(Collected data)
************

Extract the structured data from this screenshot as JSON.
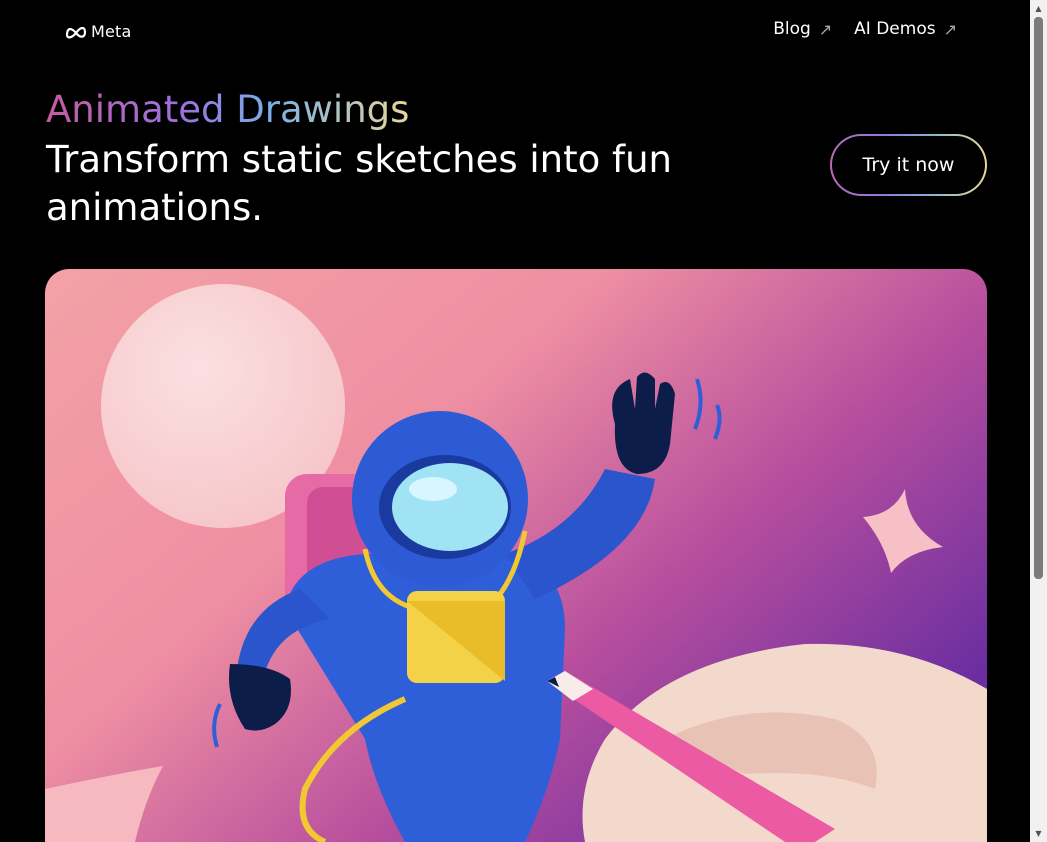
{
  "header": {
    "logo_text": "Meta",
    "nav": [
      {
        "label": "Blog",
        "icon": "arrow-up-right-icon"
      },
      {
        "label": "AI Demos",
        "icon": "arrow-up-right-icon"
      }
    ]
  },
  "hero": {
    "eyebrow": "Animated Drawings",
    "headline": "Transform static sketches into fun animations.",
    "cta_label": "Try it now",
    "illustration": "astronaut-drawing-illustration"
  },
  "colors": {
    "background": "#000000",
    "hero_pink": "#f0a0a4",
    "hero_purple": "#8e3ca0",
    "astronaut_blue": "#2f5fd8"
  }
}
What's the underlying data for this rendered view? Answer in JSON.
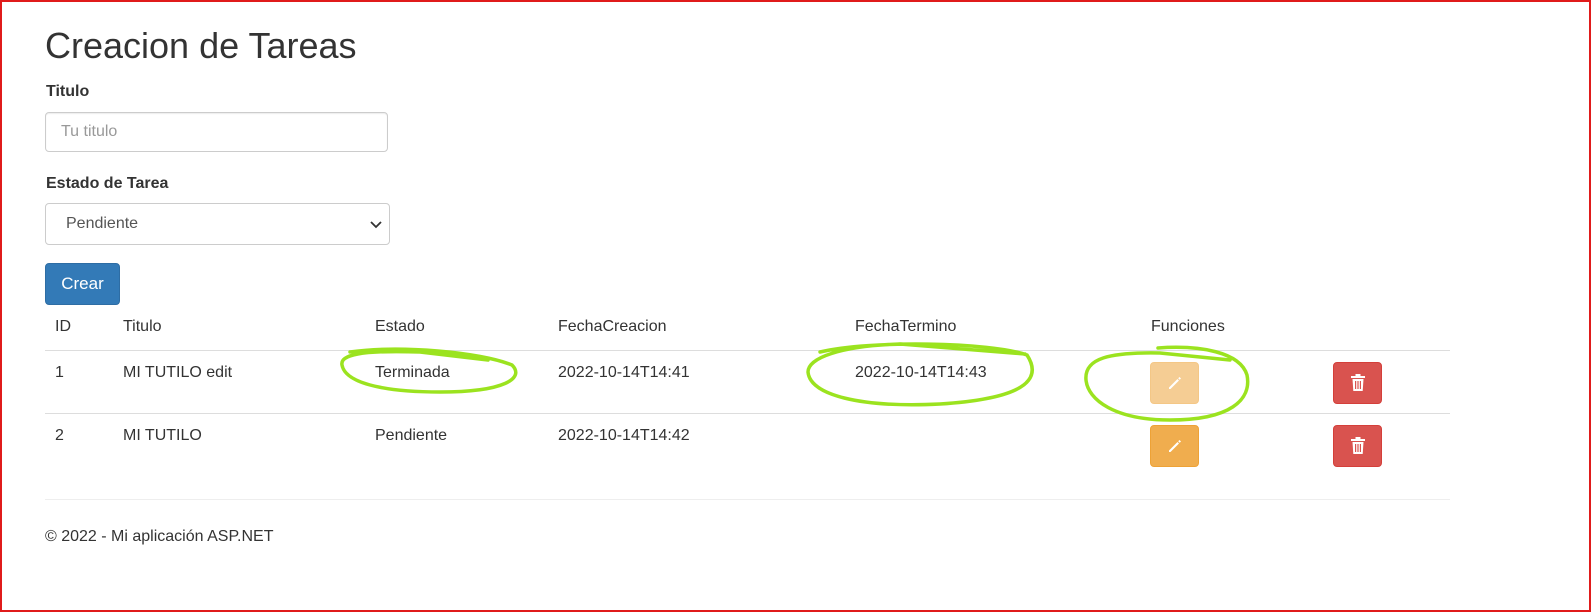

************

§ What you need to do
Transcribe every line from the records above without alteration, and leave out the images.

§ Task answer
Extract the structured data from this screenshot as JSON.
{
  "header": {
    "logo_text": "Meta",
    "nav": [
      {
        "label": "Blog",
        "icon": "arrow-up-right-icon"
      },
      {
        "label": "AI Demos",
        "icon": "arrow-up-right-icon"
      }
    ]
  },
  "hero": {
    "eyebrow": "Animated Drawings",
    "headline": "Transform static sketches into fun animations.",
    "cta_label": "Try it now",
    "illustration": "astronaut-drawing-illustration"
  },
  "colors": {
    "background": "#000000",
    "hero_pink": "#f0a0a4",
    "hero_purple": "#8e3ca0",
    "astronaut_blue": "#2f5fd8"
  }
}
What's the underlying data for this rendered view? Answer in JSON.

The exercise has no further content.